Written problem:
Copy every line of the listing below verbatim, omitting any pictures.

==== Raw records ====

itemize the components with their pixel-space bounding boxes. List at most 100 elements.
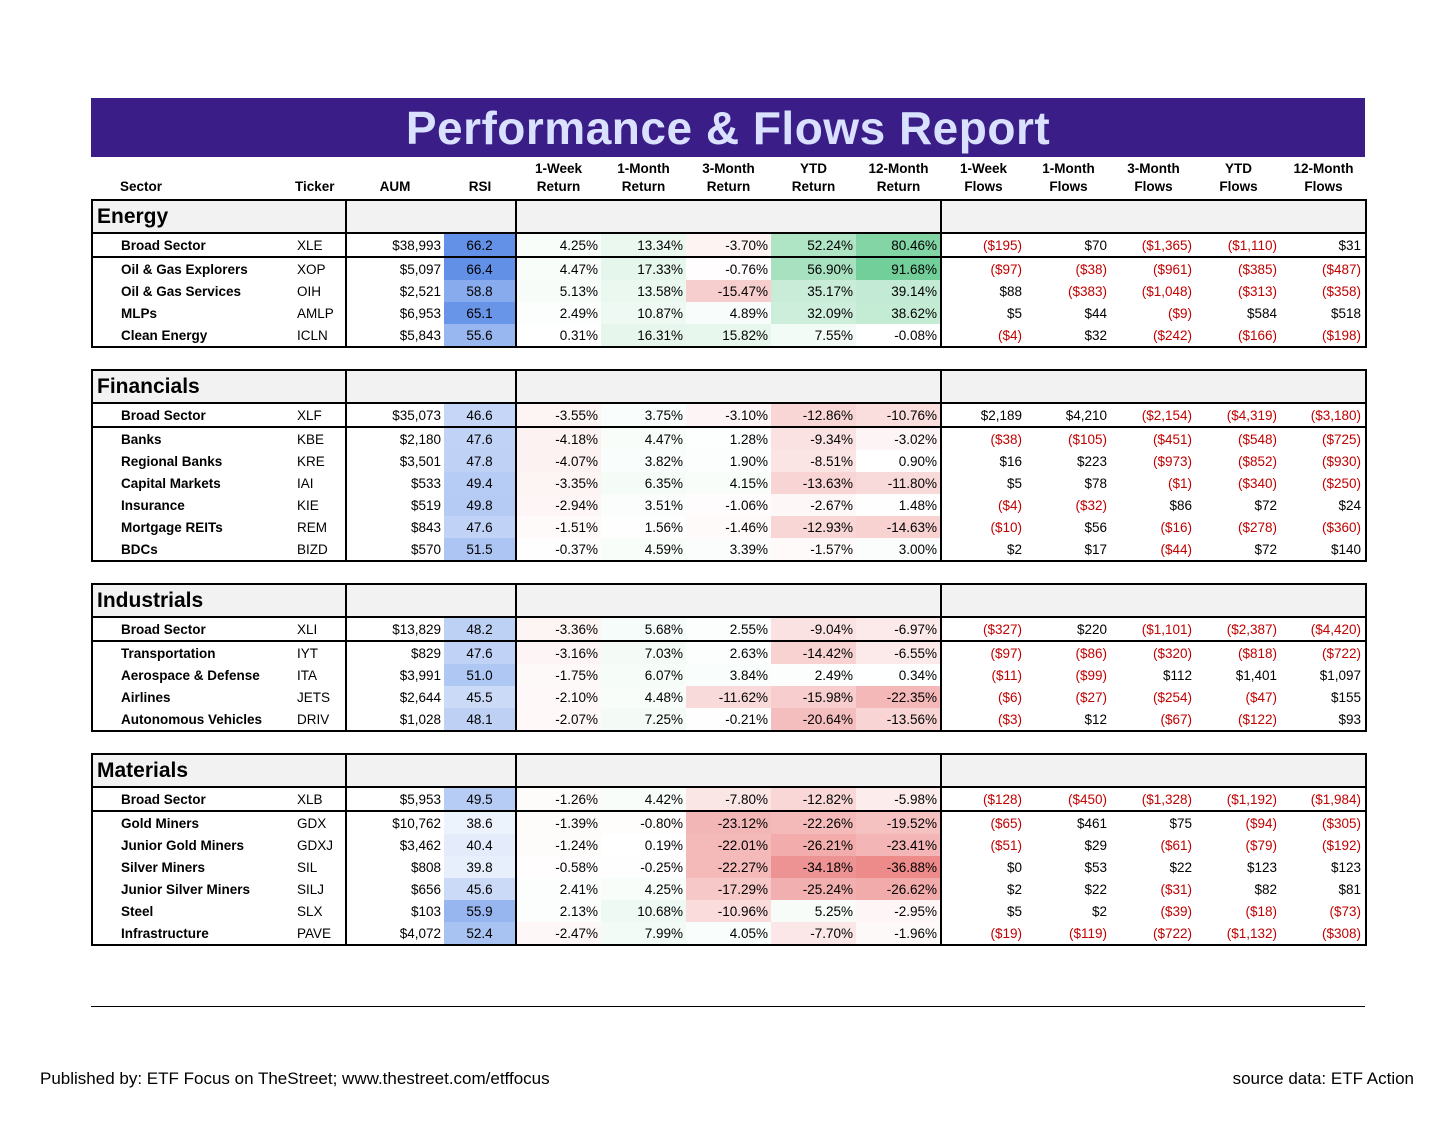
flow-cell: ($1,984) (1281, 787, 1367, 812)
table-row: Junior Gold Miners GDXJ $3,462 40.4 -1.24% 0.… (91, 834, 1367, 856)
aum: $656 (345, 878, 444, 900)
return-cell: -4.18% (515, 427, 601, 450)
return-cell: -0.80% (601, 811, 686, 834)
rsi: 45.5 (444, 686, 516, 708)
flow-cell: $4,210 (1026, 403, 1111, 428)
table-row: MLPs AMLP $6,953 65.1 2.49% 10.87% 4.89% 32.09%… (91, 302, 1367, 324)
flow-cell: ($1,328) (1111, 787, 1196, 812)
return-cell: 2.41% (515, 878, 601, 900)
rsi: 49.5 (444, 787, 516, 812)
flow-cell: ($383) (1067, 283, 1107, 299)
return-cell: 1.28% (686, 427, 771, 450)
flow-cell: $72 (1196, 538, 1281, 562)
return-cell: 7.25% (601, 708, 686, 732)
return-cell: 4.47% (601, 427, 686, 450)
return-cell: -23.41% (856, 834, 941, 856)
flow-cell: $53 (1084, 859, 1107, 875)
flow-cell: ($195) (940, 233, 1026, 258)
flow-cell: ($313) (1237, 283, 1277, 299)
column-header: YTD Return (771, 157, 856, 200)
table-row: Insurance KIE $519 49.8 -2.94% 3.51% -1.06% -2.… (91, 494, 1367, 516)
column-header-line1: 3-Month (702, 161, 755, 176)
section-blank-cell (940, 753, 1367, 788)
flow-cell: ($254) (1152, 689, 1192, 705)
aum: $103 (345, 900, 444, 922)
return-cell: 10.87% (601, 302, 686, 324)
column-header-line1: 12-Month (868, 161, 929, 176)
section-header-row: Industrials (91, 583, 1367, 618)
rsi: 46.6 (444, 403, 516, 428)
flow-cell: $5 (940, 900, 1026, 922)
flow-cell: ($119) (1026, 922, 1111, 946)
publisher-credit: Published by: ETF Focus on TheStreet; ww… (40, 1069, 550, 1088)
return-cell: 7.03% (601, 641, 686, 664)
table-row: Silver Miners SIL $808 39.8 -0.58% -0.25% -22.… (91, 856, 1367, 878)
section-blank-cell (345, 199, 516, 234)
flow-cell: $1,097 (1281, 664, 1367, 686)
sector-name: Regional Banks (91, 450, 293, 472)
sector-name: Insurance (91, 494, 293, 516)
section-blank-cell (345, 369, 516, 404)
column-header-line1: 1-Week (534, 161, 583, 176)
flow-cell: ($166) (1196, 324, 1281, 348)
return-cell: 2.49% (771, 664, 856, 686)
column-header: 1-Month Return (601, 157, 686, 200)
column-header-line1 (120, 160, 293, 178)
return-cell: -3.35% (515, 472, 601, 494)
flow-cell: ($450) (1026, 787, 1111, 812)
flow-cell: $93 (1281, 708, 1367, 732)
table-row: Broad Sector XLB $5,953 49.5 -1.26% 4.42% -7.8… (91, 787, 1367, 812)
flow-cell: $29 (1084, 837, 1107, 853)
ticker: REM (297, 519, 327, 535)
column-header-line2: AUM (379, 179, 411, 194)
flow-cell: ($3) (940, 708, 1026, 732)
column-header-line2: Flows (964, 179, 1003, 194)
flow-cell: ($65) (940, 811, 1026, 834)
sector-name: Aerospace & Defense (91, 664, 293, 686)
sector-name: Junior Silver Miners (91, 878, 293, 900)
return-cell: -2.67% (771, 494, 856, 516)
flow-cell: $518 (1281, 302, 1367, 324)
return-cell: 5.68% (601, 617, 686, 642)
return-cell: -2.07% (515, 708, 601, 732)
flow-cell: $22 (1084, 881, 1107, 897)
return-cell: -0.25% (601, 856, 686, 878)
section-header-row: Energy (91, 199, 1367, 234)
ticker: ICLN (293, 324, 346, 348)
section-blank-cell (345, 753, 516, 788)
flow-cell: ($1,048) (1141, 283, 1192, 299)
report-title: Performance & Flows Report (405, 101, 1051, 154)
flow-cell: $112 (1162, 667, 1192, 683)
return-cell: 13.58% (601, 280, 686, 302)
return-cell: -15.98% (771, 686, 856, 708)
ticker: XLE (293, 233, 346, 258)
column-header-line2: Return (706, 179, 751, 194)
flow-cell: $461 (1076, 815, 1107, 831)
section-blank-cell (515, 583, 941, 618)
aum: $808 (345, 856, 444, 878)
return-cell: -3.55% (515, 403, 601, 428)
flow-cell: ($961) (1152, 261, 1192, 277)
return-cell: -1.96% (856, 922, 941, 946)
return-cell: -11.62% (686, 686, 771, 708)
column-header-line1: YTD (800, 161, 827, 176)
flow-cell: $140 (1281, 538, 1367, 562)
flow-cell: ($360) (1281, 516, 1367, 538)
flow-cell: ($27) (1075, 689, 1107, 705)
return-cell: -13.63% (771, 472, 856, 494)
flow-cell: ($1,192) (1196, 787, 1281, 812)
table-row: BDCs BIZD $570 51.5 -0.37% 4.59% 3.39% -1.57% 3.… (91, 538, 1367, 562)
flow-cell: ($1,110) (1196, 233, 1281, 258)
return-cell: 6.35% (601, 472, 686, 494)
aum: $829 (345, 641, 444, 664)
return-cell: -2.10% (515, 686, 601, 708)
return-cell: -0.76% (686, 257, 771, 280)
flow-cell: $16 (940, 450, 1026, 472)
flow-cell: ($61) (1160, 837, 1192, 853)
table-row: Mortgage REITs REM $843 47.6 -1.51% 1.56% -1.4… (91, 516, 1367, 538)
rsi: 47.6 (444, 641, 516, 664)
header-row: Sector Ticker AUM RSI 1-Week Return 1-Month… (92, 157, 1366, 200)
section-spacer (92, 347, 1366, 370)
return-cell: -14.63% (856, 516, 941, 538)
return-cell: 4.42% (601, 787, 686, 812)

====

Response to the exercise:
itemize the components with their pixel-space bounding boxes. List at most 100 elements.
flow-cell: ($1,984) (1281, 787, 1367, 812)
table-row: Junior Gold Miners GDXJ $3,462 40.4 -1.24% 0.… (91, 834, 1367, 856)
aum: $656 (345, 878, 444, 900)
return-cell: -4.18% (515, 427, 601, 450)
return-cell: -0.80% (601, 811, 686, 834)
rsi: 45.5 (444, 686, 516, 708)
flow-cell: $4,210 (1026, 403, 1111, 428)
table-row: MLPs AMLP $6,953 65.1 2.49% 10.87% 4.89% 32.09%… (91, 302, 1367, 324)
flow-cell: ($1,328) (1111, 787, 1196, 812)
return-cell: 2.41% (515, 878, 601, 900)
rsi: 49.5 (444, 787, 516, 812)
flow-cell: ($383) (1067, 283, 1107, 299)
return-cell: 1.28% (686, 427, 771, 450)
flow-cell: $72 (1196, 538, 1281, 562)
return-cell: 7.25% (601, 708, 686, 732)
return-cell: 4.47% (601, 427, 686, 450)
return-cell: -23.41% (856, 834, 941, 856)
flow-cell: $53 (1084, 859, 1107, 875)
flow-cell: ($195) (940, 233, 1026, 258)
flow-cell: ($313) (1237, 283, 1277, 299)
column-header: YTD Return (771, 157, 856, 200)
table-row: Insurance KIE $519 49.8 -2.94% 3.51% -1.06% -2.… (91, 494, 1367, 516)
column-header-line1: 3-Month (702, 161, 755, 176)
section-blank-cell (940, 753, 1367, 788)
flow-cell: ($254) (1152, 689, 1192, 705)
aum: $103 (345, 900, 444, 922)
return-cell: 10.87% (601, 302, 686, 324)
column-header-line1: 12-Month (868, 161, 929, 176)
section-header-row: Industrials (91, 583, 1367, 618)
rsi: 46.6 (444, 403, 516, 428)
flow-cell: $5 (940, 900, 1026, 922)
flow-cell: ($119) (1026, 922, 1111, 946)
publisher-credit: Published by: ETF Focus on TheStreet; ww… (40, 1069, 550, 1088)
return-cell: 7.03% (601, 641, 686, 664)
table-row: Silver Miners SIL $808 39.8 -0.58% -0.25% -22.… (91, 856, 1367, 878)
section-blank-cell (345, 199, 516, 234)
flow-cell: $1,097 (1281, 664, 1367, 686)
sector-name: Regional Banks (91, 450, 293, 472)
sector-name: Insurance (91, 494, 293, 516)
section-blank-cell (345, 369, 516, 404)
column-header-line1: 1-Week (534, 161, 583, 176)
flow-cell: ($166) (1196, 324, 1281, 348)
return-cell: 2.49% (771, 664, 856, 686)
column-header: 1-Month Return (601, 157, 686, 200)
column-header-line1 (120, 160, 293, 178)
return-cell: -3.35% (515, 472, 601, 494)
flow-cell: ($450) (1026, 787, 1111, 812)
flow-cell: $93 (1281, 708, 1367, 732)
table-row: Broad Sector XLB $5,953 49.5 -1.26% 4.42% -7.8… (91, 787, 1367, 812)
flow-cell: $29 (1084, 837, 1107, 853)
ticker: REM (297, 519, 327, 535)
column-header-line2: AUM (379, 179, 411, 194)
flow-cell: ($3) (940, 708, 1026, 732)
column-header-line2: Flows (964, 179, 1003, 194)
flow-cell: ($65) (940, 811, 1026, 834)
sector-name: Aerospace & Defense (91, 664, 293, 686)
sector-name: Junior Silver Miners (91, 878, 293, 900)
return-cell: -2.67% (771, 494, 856, 516)
flow-cell: $518 (1281, 302, 1367, 324)
return-cell: 5.68% (601, 617, 686, 642)
return-cell: -2.07% (515, 708, 601, 732)
flow-cell: $22 (1084, 881, 1107, 897)
return-cell: -0.25% (601, 856, 686, 878)
section-header-row: Energy (91, 199, 1367, 234)
ticker: ICLN (293, 324, 346, 348)
section-blank-cell (345, 753, 516, 788)
flow-cell: ($1,048) (1141, 283, 1192, 299)
report-title: Performance & Flows Report (405, 101, 1051, 154)
flow-cell: $112 (1162, 667, 1192, 683)
return-cell: 13.58% (601, 280, 686, 302)
return-cell: -15.98% (771, 686, 856, 708)
ticker: XLE (293, 233, 346, 258)
column-header-line2: Return (706, 179, 751, 194)
flow-cell: $461 (1076, 815, 1107, 831)
section-blank-cell (515, 583, 941, 618)
aum: $808 (345, 856, 444, 878)
return-cell: -3.55% (515, 403, 601, 428)
flow-cell: ($961) (1152, 261, 1192, 277)
return-cell: -1.96% (856, 922, 941, 946)
return-cell: -11.62% (686, 686, 771, 708)
column-header-line1: YTD (800, 161, 827, 176)
flow-cell: $140 (1281, 538, 1367, 562)
flow-cell: ($360) (1281, 516, 1367, 538)
flow-cell: ($27) (1075, 689, 1107, 705)
return-cell: -13.63% (771, 472, 856, 494)
flow-cell: ($1,192) (1196, 787, 1281, 812)
table-row: BDCs BIZD $570 51.5 -0.37% 4.59% 3.39% -1.57% 3.… (91, 538, 1367, 562)
flow-cell: ($1,110) (1196, 233, 1281, 258)
return-cell: 6.35% (601, 472, 686, 494)
aum: $829 (345, 641, 444, 664)
return-cell: -2.10% (515, 686, 601, 708)
return-cell: -0.76% (686, 257, 771, 280)
flow-cell: $16 (940, 450, 1026, 472)
flow-cell: ($61) (1160, 837, 1192, 853)
table-row: Mortgage REITs REM $843 47.6 -1.51% 1.56% -1.4… (91, 516, 1367, 538)
rsi: 47.6 (444, 641, 516, 664)
header-row: Sector Ticker AUM RSI 1-Week Return 1-Month… (92, 157, 1366, 200)
section-spacer (92, 347, 1366, 370)
return-cell: -14.63% (856, 516, 941, 538)
return-cell: 4.42% (601, 787, 686, 812)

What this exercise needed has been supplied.